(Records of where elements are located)

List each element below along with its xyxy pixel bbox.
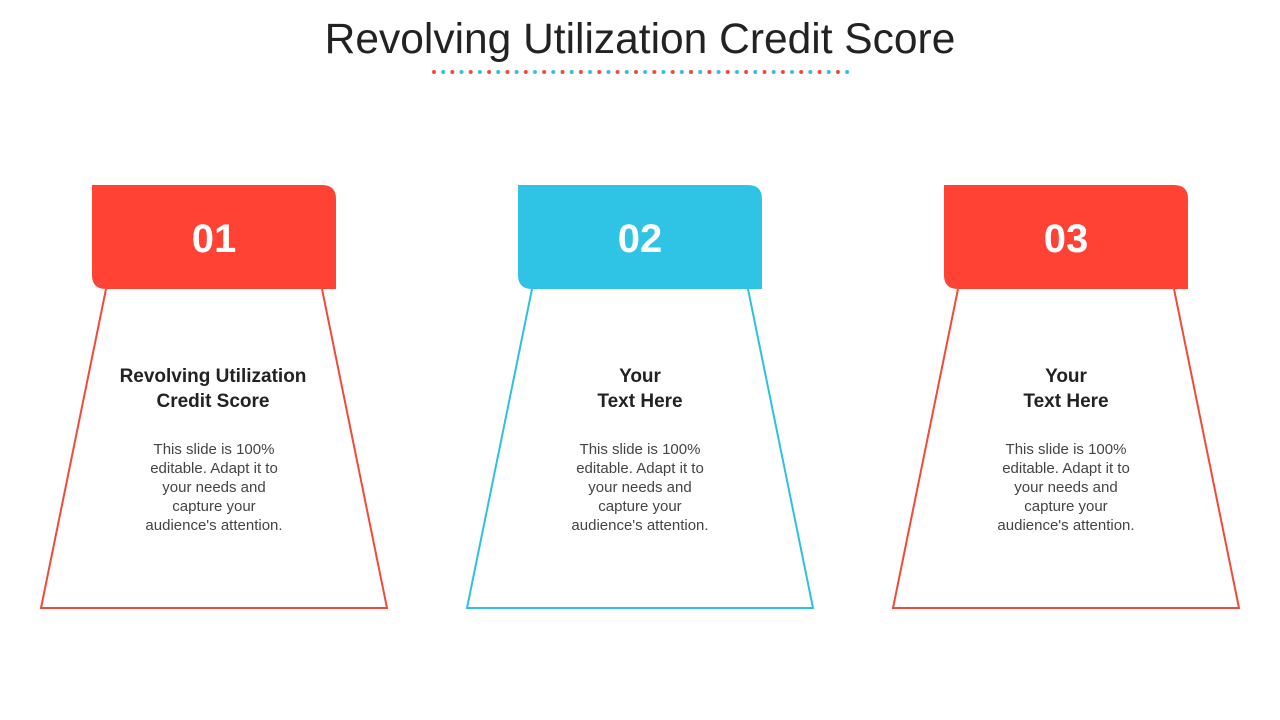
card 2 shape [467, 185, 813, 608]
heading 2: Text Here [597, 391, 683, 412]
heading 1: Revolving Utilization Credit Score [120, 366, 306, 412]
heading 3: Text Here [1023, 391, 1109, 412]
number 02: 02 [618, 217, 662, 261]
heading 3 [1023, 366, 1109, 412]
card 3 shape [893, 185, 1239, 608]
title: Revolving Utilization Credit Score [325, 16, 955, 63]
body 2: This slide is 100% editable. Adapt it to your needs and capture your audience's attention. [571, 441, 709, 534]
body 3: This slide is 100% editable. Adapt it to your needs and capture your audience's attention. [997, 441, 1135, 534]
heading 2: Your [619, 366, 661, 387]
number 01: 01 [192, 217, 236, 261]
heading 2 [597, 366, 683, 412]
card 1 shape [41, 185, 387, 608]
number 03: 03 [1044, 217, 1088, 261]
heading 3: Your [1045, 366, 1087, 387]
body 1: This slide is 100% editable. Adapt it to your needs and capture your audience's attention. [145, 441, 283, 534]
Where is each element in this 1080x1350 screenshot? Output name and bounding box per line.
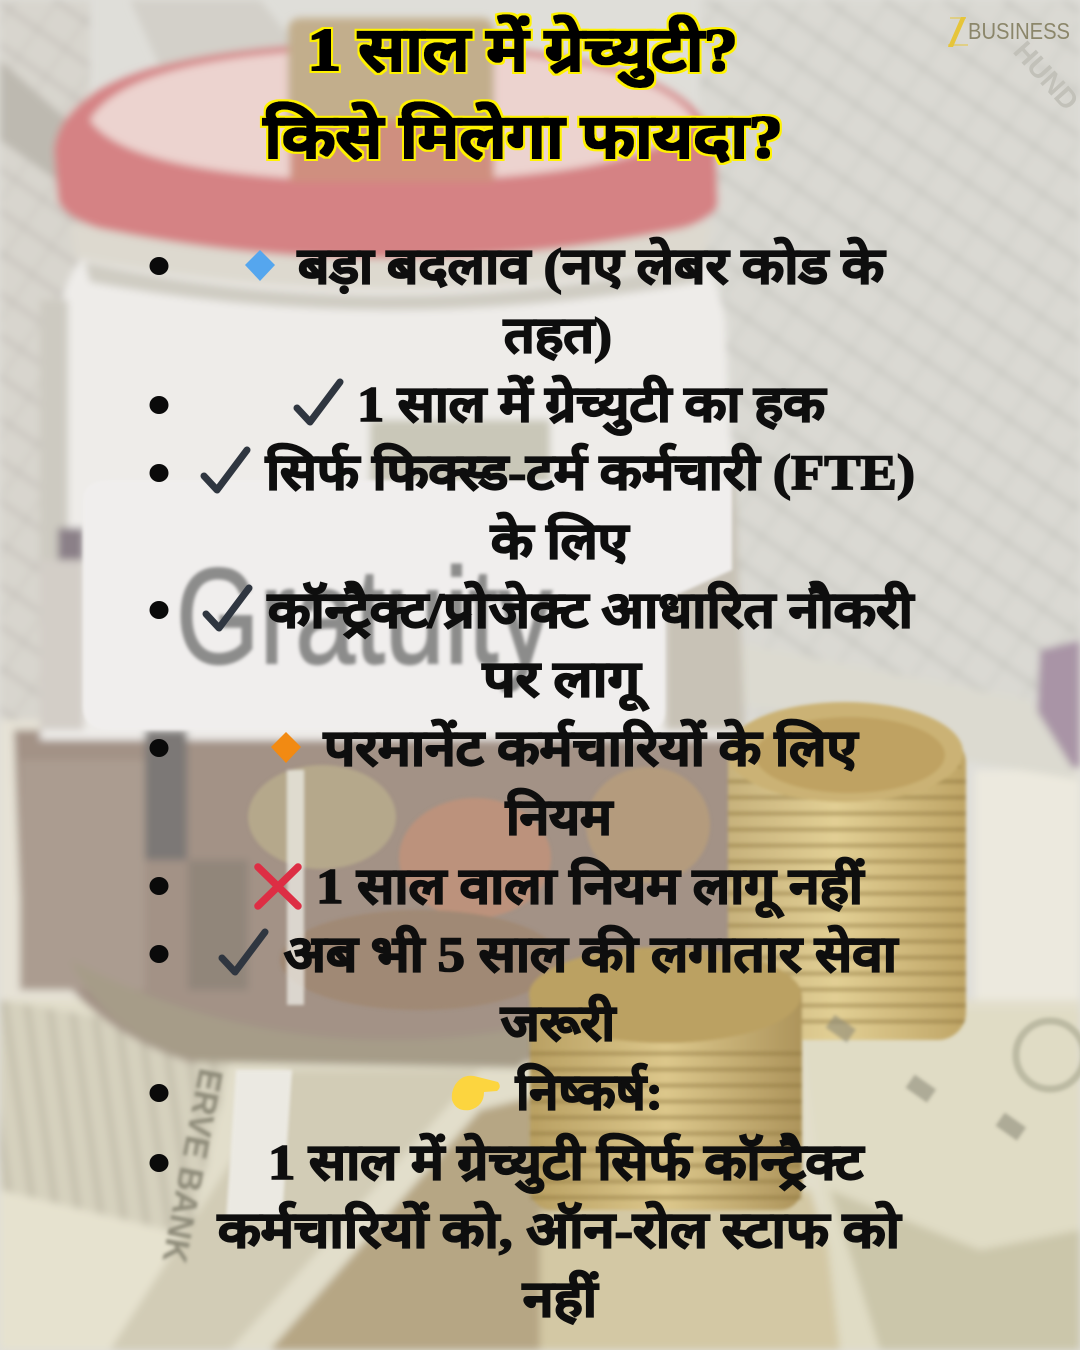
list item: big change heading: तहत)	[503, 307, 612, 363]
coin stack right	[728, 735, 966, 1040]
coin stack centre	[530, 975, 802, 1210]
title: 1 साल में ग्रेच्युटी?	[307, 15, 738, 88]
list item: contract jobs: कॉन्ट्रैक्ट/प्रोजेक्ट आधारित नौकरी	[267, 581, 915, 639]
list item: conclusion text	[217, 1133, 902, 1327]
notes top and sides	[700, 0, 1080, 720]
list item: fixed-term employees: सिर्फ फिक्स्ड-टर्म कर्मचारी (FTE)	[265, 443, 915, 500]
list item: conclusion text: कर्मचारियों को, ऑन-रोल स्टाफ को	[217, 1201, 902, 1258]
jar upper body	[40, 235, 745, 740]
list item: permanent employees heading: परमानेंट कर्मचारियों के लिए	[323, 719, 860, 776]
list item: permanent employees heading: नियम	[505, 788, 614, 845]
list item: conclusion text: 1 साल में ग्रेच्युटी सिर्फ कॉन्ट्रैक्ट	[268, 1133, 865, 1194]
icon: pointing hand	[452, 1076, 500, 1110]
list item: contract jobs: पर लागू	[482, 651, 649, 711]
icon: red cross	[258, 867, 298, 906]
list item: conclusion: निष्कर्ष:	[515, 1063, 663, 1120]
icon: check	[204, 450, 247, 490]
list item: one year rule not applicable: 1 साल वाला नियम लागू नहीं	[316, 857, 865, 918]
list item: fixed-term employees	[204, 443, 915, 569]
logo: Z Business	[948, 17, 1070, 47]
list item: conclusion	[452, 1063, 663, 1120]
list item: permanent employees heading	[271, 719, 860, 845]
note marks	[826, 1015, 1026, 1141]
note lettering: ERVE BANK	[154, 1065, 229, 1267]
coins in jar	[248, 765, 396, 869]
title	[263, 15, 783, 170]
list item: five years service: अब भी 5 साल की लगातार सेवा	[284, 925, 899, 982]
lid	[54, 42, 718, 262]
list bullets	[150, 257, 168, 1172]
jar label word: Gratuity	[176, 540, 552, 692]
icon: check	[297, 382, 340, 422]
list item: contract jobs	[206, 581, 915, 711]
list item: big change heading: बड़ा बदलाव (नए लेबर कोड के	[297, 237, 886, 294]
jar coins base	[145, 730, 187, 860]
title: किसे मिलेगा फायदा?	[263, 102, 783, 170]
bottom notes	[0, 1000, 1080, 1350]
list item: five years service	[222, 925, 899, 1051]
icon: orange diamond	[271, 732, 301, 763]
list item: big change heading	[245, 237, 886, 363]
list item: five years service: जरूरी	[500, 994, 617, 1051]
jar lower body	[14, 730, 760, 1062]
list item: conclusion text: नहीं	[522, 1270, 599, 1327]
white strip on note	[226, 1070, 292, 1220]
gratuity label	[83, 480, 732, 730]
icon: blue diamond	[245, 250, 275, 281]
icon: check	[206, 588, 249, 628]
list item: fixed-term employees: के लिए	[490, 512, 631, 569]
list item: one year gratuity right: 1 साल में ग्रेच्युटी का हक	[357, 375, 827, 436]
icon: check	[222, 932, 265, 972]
...
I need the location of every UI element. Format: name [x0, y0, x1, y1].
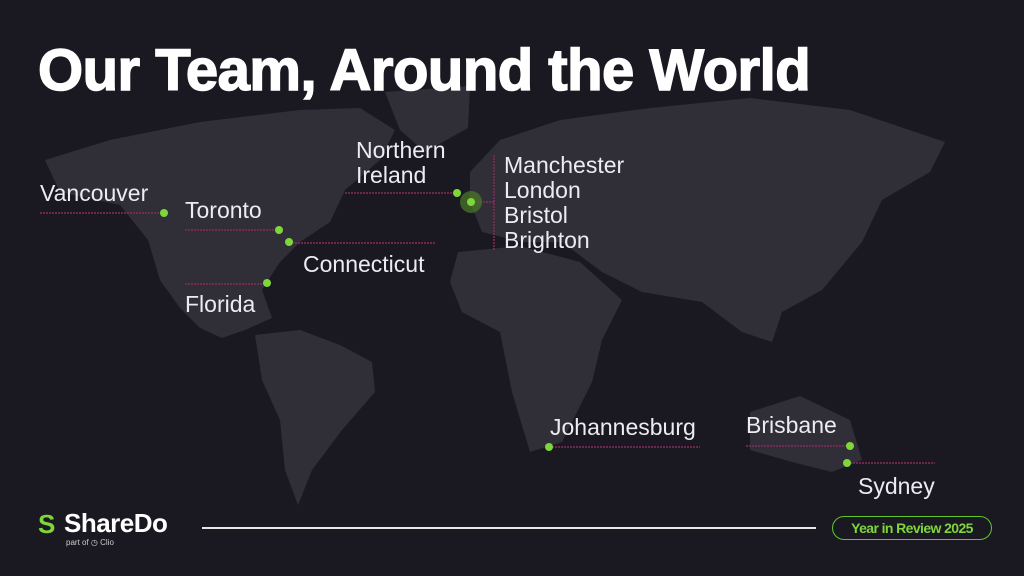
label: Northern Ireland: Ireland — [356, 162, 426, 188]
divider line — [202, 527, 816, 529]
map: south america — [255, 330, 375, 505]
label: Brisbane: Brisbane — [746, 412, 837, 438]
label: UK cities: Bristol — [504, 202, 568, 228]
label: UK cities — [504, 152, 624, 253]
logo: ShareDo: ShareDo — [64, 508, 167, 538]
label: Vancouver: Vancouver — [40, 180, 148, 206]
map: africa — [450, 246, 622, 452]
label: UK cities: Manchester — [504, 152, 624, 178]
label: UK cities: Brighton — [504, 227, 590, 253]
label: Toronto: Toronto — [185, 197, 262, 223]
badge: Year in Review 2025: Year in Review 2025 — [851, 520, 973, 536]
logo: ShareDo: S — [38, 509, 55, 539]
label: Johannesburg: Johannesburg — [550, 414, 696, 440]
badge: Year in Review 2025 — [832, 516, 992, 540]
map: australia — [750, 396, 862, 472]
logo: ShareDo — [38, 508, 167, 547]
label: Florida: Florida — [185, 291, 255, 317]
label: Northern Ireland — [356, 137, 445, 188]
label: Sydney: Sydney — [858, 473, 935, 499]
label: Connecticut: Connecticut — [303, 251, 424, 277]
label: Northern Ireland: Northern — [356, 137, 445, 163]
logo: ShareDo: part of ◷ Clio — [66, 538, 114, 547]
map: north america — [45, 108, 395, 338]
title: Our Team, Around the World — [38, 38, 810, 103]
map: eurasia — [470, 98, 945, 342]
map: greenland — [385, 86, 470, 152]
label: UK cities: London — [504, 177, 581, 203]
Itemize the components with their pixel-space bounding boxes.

*Goal:* Reproduce the lines of the records verbatim, from the line containing "label: Northern Ireland: Ireland" to the line containing "label: UK cities: Brighton", including both of those lines.

*Task response:*
label: Northern Ireland: Ireland — [356, 162, 426, 188]
divider line — [202, 527, 816, 529]
map: south america — [255, 330, 375, 505]
label: Brisbane: Brisbane — [746, 412, 837, 438]
label: UK cities: Bristol — [504, 202, 568, 228]
label: UK cities — [504, 152, 624, 253]
logo: ShareDo: ShareDo — [64, 508, 167, 538]
label: Vancouver: Vancouver — [40, 180, 148, 206]
map: africa — [450, 246, 622, 452]
label: UK cities: Manchester — [504, 152, 624, 178]
label: UK cities: Brighton — [504, 227, 590, 253]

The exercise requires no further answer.